[Stored data]

● ● ● ● ● ● ●

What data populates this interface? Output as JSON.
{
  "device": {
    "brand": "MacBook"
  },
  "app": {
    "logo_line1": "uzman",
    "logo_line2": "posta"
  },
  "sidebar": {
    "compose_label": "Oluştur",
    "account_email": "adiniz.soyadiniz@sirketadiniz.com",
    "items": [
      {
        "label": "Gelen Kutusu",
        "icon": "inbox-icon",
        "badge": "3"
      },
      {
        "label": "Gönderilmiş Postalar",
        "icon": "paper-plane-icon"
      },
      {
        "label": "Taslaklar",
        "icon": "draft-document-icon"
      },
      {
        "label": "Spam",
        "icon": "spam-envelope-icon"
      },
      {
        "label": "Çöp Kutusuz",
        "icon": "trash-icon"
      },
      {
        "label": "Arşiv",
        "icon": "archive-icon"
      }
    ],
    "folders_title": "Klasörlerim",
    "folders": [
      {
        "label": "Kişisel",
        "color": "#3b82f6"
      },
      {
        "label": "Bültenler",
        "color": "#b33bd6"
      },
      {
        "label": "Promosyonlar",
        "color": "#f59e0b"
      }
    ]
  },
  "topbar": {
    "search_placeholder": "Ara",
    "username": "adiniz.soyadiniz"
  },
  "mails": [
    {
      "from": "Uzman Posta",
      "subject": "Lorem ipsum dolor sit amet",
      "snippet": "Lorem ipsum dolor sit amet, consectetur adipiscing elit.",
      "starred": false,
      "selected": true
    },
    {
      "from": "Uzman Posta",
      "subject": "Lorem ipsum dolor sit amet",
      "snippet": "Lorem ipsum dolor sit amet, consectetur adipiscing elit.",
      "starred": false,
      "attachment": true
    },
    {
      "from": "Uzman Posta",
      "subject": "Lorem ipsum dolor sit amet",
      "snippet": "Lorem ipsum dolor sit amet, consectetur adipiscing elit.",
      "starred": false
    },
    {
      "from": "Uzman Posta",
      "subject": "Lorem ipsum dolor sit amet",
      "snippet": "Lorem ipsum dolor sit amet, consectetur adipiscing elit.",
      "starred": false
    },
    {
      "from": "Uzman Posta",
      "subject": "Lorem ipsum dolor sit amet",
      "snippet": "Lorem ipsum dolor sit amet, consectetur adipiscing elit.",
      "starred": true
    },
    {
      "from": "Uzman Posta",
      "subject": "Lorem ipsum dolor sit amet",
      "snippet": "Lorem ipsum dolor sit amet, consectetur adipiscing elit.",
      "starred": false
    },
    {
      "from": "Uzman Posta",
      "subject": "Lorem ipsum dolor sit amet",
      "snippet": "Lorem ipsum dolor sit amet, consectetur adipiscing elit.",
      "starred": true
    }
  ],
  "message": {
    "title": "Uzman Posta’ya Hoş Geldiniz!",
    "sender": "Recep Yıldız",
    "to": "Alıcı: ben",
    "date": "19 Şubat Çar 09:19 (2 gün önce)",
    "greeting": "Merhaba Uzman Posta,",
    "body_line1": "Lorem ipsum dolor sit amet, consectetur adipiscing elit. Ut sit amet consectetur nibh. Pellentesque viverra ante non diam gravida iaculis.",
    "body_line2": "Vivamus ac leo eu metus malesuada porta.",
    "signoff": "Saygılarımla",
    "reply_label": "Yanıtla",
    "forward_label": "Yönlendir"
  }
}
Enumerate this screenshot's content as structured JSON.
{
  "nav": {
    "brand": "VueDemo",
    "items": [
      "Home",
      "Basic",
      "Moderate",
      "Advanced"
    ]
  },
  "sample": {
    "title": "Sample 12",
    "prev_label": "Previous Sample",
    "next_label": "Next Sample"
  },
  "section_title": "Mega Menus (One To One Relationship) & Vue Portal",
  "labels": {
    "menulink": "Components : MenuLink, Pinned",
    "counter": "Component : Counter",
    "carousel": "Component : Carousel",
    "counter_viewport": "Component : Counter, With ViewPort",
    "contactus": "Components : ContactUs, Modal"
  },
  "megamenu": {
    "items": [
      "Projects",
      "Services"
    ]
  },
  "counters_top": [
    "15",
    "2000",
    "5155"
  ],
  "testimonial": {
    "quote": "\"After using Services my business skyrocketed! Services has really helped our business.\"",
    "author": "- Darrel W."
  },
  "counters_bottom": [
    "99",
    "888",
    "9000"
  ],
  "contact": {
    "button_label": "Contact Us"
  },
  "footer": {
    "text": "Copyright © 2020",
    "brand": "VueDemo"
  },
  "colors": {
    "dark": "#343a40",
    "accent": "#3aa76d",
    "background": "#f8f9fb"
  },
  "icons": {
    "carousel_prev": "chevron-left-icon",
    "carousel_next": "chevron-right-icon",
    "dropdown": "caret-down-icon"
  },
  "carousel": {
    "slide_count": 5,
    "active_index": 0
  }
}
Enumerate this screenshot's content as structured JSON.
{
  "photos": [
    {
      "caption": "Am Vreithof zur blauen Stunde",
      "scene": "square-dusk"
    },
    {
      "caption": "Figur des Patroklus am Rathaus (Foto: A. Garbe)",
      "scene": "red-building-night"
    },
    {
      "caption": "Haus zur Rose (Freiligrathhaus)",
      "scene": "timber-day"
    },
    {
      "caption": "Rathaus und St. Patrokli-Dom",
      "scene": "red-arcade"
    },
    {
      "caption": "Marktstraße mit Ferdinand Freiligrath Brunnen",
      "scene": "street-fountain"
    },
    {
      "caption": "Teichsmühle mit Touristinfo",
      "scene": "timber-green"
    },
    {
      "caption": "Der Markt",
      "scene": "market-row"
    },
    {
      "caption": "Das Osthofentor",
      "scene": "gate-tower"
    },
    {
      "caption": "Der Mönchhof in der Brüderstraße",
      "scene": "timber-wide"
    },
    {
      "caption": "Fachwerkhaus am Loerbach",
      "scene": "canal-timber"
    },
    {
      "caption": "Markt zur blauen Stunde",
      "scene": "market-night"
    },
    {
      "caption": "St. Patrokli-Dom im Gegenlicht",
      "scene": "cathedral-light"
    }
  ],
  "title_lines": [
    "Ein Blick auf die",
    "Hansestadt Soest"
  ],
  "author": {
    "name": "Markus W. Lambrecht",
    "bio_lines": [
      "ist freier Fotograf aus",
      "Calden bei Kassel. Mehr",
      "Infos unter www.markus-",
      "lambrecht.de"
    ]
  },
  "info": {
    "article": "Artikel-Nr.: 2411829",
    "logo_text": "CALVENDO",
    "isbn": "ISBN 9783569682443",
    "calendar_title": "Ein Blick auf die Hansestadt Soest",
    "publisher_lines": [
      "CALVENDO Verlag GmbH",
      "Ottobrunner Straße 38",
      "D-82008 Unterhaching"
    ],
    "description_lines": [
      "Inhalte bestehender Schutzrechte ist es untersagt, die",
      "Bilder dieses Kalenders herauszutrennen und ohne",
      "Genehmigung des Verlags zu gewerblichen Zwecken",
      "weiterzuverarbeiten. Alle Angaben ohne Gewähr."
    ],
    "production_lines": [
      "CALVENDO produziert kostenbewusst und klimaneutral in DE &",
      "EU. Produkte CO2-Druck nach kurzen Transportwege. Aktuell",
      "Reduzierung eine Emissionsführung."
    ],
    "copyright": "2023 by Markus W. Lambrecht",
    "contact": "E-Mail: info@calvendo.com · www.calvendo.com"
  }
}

● ● ● ● ● ● ●

→ **SET EXERCISE**
Return the material in full, exactly as shown.

→ **SOLUTION TO THIS EXERCISE**
What data populates this interface? Output as JSON.
{
  "device": {
    "brand": "MacBook"
  },
  "app": {
    "logo_line1": "uzman",
    "logo_line2": "posta"
  },
  "sidebar": {
    "compose_label": "Oluştur",
    "account_email": "adiniz.soyadiniz@sirketadiniz.com",
    "items": [
      {
        "label": "Gelen Kutusu",
        "icon": "inbox-icon",
        "badge": "3"
      },
      {
        "label": "Gönderilmiş Postalar",
        "icon": "paper-plane-icon"
      },
      {
        "label": "Taslaklar",
        "icon": "draft-document-icon"
      },
      {
        "label": "Spam",
        "icon": "spam-envelope-icon"
      },
      {
        "label": "Çöp Kutusuz",
        "icon": "trash-icon"
      },
      {
        "label": "Arşiv",
        "icon": "archive-icon"
      }
    ],
    "folders_title": "Klasörlerim",
    "folders": [
      {
        "label": "Kişisel",
        "color": "#3b82f6"
      },
      {
        "label": "Bültenler",
        "color": "#b33bd6"
      },
      {
        "label": "Promosyonlar",
        "color": "#f59e0b"
      }
    ]
  },
  "topbar": {
    "search_placeholder": "Ara",
    "username": "adiniz.soyadiniz"
  },
  "mails": [
    {
      "from": "Uzman Posta",
      "subject": "Lorem ipsum dolor sit amet",
      "snippet": "Lorem ipsum dolor sit amet, consectetur adipiscing elit.",
      "starred": false,
      "selected": true
    },
    {
      "from": "Uzman Posta",
      "subject": "Lorem ipsum dolor sit amet",
      "snippet": "Lorem ipsum dolor sit amet, consectetur adipiscing elit.",
      "starred": false,
      "attachment": true
    },
    {
      "from": "Uzman Posta",
      "subject": "Lorem ipsum dolor sit amet",
      "snippet": "Lorem ipsum dolor sit amet, consectetur adipiscing elit.",
      "starred": false
    },
    {
      "from": "Uzman Posta",
      "subject": "Lorem ipsum dolor sit amet",
      "snippet": "Lorem ipsum dolor sit amet, consectetur adipiscing elit.",
      "starred": false
    },
    {
      "from": "Uzman Posta",
      "subject": "Lorem ipsum dolor sit amet",
      "snippet": "Lorem ipsum dolor sit amet, consectetur adipiscing elit.",
      "starred": true
    },
    {
      "from": "Uzman Posta",
      "subject": "Lorem ipsum dolor sit amet",
      "snippet": "Lorem ipsum dolor sit amet, consectetur adipiscing elit.",
      "starred": false
    },
    {
      "from": "Uzman Posta",
      "subject": "Lorem ipsum dolor sit amet",
      "snippet": "Lorem ipsum dolor sit amet, consectetur adipiscing elit.",
      "starred": true
    }
  ],
  "message": {
    "title": "Uzman Posta’ya Hoş Geldiniz!",
    "sender": "Recep Yıldız",
    "to": "Alıcı: ben",
    "date": "19 Şubat Çar 09:19 (2 gün önce)",
    "greeting": "Merhaba Uzman Posta,",
    "body_line1": "Lorem ipsum dolor sit amet, consectetur adipiscing elit. Ut sit amet consectetur nibh. Pellentesque viverra ante non diam gravida iaculis.",
    "body_line2": "Vivamus ac leo eu metus malesuada porta.",
    "signoff": "Saygılarımla",
    "reply_label": "Yanıtla",
    "forward_label": "Yönlendir"
  }
}
Enumerate this screenshot's content as structured JSON.
{
  "nav": {
    "brand": "VueDemo",
    "items": [
      "Home",
      "Basic",
      "Moderate",
      "Advanced"
    ]
  },
  "sample": {
    "title": "Sample 12",
    "prev_label": "Previous Sample",
    "next_label": "Next Sample"
  },
  "section_title": "Mega Menus (One To One Relationship) & Vue Portal",
  "labels": {
    "menulink": "Components : MenuLink, Pinned",
    "counter": "Component : Counter",
    "carousel": "Component : Carousel",
    "counter_viewport": "Component : Counter, With ViewPort",
    "contactus": "Components : ContactUs, Modal"
  },
  "megamenu": {
    "items": [
      "Projects",
      "Services"
    ]
  },
  "counters_top": [
    "15",
    "2000",
    "5155"
  ],
  "testimonial": {
    "quote": "\"After using Services my business skyrocketed! Services has really helped our business.\"",
    "author": "- Darrel W."
  },
  "counters_bottom": [
    "99",
    "888",
    "9000"
  ],
  "contact": {
    "button_label": "Contact Us"
  },
  "footer": {
    "text": "Copyright © 2020",
    "brand": "VueDemo"
  },
  "colors": {
    "dark": "#343a40",
    "accent": "#3aa76d",
    "background": "#f8f9fb"
  },
  "icons": {
    "carousel_prev": "chevron-left-icon",
    "carousel_next": "chevron-right-icon",
    "dropdown": "caret-down-icon"
  },
  "carousel": {
    "slide_count": 5,
    "active_index": 0
  }
}
Enumerate this screenshot's content as structured JSON.
{
  "photos": [
    {
      "caption": "Am Vreithof zur blauen Stunde",
      "scene": "square-dusk"
    },
    {
      "caption": "Figur des Patroklus am Rathaus (Foto: A. Garbe)",
      "scene": "red-building-night"
    },
    {
      "caption": "Haus zur Rose (Freiligrathhaus)",
      "scene": "timber-day"
    },
    {
      "caption": "Rathaus und St. Patrokli-Dom",
      "scene": "red-arcade"
    },
    {
      "caption": "Marktstraße mit Ferdinand Freiligrath Brunnen",
      "scene": "street-fountain"
    },
    {
      "caption": "Teichsmühle mit Touristinfo",
      "scene": "timber-green"
    },
    {
      "caption": "Der Markt",
      "scene": "market-row"
    },
    {
      "caption": "Das Osthofentor",
      "scene": "gate-tower"
    },
    {
      "caption": "Der Mönchhof in der Brüderstraße",
      "scene": "timber-wide"
    },
    {
      "caption": "Fachwerkhaus am Loerbach",
      "scene": "canal-timber"
    },
    {
      "caption": "Markt zur blauen Stunde",
      "scene": "market-night"
    },
    {
      "caption": "St. Patrokli-Dom im Gegenlicht",
      "scene": "cathedral-light"
    }
  ],
  "title_lines": [
    "Ein Blick auf die",
    "Hansestadt Soest"
  ],
  "author": {
    "name": "Markus W. Lambrecht",
    "bio_lines": [
      "ist freier Fotograf aus",
      "Calden bei Kassel. Mehr",
      "Infos unter www.markus-",
      "lambrecht.de"
    ]
  },
  "info": {
    "article": "Artikel-Nr.: 2411829",
    "logo_text": "CALVENDO",
    "isbn": "ISBN 9783569682443",
    "calendar_title": "Ein Blick auf die Hansestadt Soest",
    "publisher_lines": [
      "CALVENDO Verlag GmbH",
      "Ottobrunner Straße 38",
      "D-82008 Unterhaching"
    ],
    "description_lines": [
      "Inhalte bestehender Schutzrechte ist es untersagt, die",
      "Bilder dieses Kalenders herauszutrennen und ohne",
      "Genehmigung des Verlags zu gewerblichen Zwecken",
      "weiterzuverarbeiten. Alle Angaben ohne Gewähr."
    ],
    "production_lines": [
      "CALVENDO produziert kostenbewusst und klimaneutral in DE &",
      "EU. Produkte CO2-Druck nach kurzen Transportwege. Aktuell",
      "Reduzierung eine Emissionsführung."
    ],
    "copyright": "2023 by Markus W. Lambrecht",
    "contact": "E-Mail: info@calvendo.com · www.calvendo.com"
  }
}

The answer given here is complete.